→ **Given exercise**
Render the items as a numbered list, from the start of the items through the line containing "spade-icon [40, 208, 56, 224]", both ends included and blank lines omitted.

→ **Provided information**
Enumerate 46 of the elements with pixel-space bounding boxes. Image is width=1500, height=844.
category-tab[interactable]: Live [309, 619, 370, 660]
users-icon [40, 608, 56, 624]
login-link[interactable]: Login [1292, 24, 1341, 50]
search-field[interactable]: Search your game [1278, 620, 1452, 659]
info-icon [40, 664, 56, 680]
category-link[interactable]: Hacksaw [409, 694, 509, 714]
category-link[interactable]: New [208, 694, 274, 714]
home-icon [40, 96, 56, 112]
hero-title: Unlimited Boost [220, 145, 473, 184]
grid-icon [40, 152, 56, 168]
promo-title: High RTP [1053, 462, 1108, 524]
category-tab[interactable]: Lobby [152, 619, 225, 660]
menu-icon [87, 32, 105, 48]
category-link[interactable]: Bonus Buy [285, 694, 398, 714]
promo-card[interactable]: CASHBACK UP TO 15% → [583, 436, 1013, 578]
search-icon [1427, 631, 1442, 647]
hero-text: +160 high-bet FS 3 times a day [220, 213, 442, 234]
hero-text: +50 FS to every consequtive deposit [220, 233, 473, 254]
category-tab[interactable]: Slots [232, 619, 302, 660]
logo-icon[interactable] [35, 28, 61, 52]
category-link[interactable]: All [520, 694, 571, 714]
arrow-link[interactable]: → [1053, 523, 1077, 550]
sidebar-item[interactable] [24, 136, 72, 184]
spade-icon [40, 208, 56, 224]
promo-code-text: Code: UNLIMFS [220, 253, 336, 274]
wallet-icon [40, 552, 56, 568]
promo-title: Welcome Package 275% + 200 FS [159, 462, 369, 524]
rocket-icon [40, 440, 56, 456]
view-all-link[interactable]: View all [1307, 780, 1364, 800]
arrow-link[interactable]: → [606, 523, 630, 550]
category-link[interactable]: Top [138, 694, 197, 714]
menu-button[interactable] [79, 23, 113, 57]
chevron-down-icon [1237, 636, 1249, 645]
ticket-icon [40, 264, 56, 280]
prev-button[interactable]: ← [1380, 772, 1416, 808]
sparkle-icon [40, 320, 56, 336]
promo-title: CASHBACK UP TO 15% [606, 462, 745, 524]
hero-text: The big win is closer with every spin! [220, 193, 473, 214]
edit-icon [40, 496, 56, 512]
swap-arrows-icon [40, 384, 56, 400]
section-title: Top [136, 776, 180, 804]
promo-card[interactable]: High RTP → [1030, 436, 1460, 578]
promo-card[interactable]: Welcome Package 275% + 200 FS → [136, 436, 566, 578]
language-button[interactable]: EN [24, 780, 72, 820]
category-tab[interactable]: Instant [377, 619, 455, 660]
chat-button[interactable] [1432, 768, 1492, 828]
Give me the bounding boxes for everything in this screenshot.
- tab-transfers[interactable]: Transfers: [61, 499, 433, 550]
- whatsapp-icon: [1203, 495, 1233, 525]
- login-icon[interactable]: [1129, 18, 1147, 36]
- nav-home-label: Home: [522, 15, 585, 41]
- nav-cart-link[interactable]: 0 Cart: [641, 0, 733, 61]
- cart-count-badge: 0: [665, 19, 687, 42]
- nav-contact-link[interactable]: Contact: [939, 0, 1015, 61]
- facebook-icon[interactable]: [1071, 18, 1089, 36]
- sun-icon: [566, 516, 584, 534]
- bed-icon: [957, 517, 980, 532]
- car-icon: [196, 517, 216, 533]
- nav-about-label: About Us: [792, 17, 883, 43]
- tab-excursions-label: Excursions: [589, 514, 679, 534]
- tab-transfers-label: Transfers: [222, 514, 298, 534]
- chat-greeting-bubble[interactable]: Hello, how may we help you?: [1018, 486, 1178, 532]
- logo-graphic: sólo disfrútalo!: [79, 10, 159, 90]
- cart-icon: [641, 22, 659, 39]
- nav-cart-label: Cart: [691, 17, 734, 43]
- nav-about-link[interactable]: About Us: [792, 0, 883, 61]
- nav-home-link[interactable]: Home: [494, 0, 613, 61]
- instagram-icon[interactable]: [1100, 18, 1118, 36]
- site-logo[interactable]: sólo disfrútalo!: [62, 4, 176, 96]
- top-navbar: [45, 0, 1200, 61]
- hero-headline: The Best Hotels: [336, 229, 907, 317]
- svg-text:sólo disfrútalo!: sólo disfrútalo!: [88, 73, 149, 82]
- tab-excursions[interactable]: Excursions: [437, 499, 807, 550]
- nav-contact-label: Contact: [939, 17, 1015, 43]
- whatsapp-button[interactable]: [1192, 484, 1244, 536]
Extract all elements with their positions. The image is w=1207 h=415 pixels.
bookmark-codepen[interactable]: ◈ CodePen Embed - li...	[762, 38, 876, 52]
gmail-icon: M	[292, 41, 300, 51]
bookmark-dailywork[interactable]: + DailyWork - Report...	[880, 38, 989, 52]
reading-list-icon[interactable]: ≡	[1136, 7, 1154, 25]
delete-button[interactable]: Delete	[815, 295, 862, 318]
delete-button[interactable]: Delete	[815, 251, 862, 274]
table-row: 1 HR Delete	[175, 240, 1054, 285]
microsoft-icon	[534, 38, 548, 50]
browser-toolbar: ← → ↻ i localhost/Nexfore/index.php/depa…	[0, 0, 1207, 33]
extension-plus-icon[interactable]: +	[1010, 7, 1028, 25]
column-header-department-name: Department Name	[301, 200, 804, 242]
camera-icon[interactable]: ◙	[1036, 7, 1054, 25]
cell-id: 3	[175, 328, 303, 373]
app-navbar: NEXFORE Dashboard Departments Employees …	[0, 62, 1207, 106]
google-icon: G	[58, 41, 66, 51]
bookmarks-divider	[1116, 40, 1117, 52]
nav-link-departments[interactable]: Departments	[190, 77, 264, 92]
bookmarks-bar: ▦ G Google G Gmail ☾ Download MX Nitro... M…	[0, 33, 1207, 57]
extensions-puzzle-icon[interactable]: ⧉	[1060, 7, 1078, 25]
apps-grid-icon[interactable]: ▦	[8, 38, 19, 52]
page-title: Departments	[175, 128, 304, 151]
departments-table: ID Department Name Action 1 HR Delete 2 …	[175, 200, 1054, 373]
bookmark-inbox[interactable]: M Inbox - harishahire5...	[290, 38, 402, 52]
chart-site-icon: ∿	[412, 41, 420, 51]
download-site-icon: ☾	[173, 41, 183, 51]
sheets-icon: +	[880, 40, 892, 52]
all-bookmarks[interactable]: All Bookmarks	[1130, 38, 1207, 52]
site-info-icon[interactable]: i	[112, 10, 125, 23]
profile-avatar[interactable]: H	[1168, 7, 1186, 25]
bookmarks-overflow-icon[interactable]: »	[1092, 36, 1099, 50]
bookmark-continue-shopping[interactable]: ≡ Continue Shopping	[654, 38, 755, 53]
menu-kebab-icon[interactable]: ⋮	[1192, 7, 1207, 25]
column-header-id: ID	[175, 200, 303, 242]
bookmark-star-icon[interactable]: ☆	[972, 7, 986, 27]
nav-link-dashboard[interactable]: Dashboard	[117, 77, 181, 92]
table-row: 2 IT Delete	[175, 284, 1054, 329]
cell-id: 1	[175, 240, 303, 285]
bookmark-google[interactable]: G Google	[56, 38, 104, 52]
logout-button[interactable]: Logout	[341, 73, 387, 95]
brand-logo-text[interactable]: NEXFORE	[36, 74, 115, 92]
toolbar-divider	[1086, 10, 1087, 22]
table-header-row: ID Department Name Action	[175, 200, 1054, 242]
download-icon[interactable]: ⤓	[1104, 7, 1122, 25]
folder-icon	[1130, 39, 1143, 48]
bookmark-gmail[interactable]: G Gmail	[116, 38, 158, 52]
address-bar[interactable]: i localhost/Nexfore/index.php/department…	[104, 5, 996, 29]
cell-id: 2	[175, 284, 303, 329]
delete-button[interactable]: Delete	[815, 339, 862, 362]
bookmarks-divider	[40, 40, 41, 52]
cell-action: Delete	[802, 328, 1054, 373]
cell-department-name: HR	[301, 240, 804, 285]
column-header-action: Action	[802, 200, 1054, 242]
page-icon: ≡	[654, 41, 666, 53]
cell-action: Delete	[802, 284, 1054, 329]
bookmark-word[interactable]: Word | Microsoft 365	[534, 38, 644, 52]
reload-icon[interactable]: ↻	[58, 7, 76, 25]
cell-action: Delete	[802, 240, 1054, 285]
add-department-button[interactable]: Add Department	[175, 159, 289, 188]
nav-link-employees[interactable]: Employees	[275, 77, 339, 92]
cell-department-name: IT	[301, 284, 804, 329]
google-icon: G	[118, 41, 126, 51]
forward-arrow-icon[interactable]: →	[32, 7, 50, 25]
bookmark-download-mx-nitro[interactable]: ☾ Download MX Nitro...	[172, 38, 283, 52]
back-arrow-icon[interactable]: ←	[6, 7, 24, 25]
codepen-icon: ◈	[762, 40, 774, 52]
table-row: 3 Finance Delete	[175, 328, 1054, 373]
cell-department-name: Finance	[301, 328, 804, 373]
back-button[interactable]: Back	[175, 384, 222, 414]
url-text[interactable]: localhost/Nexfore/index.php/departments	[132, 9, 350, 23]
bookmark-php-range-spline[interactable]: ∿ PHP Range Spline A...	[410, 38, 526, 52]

→ **Output of the exercise**
1. Enumerate 46 of the elements with pixel-space bounding boxes. Image is width=1500, height=844.
2. category-tab[interactable]: Live [309, 619, 370, 660]
3. users-icon [40, 608, 56, 624]
4. login-link[interactable]: Login [1292, 24, 1341, 50]
5. search-field[interactable]: Search your game [1278, 620, 1452, 659]
6. info-icon [40, 664, 56, 680]
7. category-link[interactable]: Hacksaw [409, 694, 509, 714]
8. category-link[interactable]: New [208, 694, 274, 714]
9. home-icon [40, 96, 56, 112]
10. hero-title: Unlimited Boost [220, 145, 473, 184]
11. grid-icon [40, 152, 56, 168]
12. promo-title: High RTP [1053, 462, 1108, 524]
13. category-tab[interactable]: Lobby [152, 619, 225, 660]
14. menu-icon [87, 32, 105, 48]
15. category-link[interactable]: Bonus Buy [285, 694, 398, 714]
16. promo-card[interactable]: CASHBACK UP TO 15% → [583, 436, 1013, 578]
17. search-icon [1427, 631, 1442, 647]
18. hero-text: +160 high-bet FS 3 times a day [220, 213, 442, 234]
19. hero-text: +50 FS to every consequtive deposit [220, 233, 473, 254]
20. category-tab[interactable]: Slots [232, 619, 302, 660]
21. logo-icon[interactable] [35, 28, 61, 52]
22. category-link[interactable]: All [520, 694, 571, 714]
23. arrow-link[interactable]: → [1053, 523, 1077, 550]
24. sidebar-item[interactable] [24, 136, 72, 184]
25. spade-icon [40, 208, 56, 224]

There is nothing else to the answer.